In the listing below, find every line containing "content" and copy it out.

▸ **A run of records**
────────────────

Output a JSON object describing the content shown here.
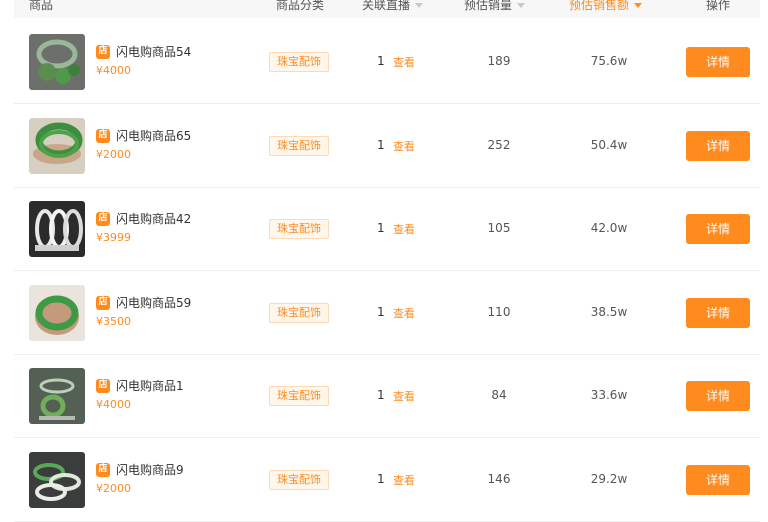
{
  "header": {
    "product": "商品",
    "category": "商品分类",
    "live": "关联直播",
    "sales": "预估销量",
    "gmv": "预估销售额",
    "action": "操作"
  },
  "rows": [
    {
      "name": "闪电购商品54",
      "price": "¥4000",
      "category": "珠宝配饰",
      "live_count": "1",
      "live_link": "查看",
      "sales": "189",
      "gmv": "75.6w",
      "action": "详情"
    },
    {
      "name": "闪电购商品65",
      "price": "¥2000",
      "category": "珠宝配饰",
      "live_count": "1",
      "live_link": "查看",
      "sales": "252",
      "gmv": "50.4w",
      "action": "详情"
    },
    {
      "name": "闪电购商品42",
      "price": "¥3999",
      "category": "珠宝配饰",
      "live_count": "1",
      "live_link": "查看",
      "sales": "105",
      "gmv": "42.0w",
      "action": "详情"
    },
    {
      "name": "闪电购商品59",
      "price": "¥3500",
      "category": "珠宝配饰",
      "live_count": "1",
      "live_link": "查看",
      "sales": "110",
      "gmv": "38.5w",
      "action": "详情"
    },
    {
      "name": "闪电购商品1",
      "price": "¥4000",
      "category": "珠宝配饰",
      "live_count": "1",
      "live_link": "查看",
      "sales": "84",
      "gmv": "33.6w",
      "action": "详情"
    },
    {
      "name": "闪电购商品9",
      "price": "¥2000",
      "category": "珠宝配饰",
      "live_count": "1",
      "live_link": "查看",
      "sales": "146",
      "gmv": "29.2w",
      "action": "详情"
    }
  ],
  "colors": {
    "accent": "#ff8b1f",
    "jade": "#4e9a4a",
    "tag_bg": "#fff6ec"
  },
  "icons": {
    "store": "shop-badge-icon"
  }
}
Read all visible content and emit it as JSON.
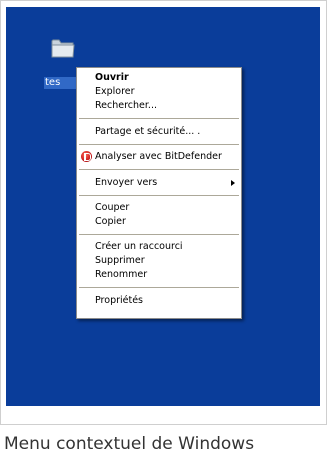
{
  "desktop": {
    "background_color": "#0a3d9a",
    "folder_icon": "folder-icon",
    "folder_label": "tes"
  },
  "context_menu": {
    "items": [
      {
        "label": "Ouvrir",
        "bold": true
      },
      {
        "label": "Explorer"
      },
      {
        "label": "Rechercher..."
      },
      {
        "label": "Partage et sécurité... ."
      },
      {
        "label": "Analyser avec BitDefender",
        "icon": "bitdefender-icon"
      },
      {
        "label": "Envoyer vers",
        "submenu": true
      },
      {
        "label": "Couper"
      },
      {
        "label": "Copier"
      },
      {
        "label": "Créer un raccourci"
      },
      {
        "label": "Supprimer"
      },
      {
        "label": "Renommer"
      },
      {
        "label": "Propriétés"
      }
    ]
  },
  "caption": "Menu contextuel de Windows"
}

────────────────

▸ **Output below**
Output a JSON object describing the content shown here.
Read all visible content and emit it as JSON.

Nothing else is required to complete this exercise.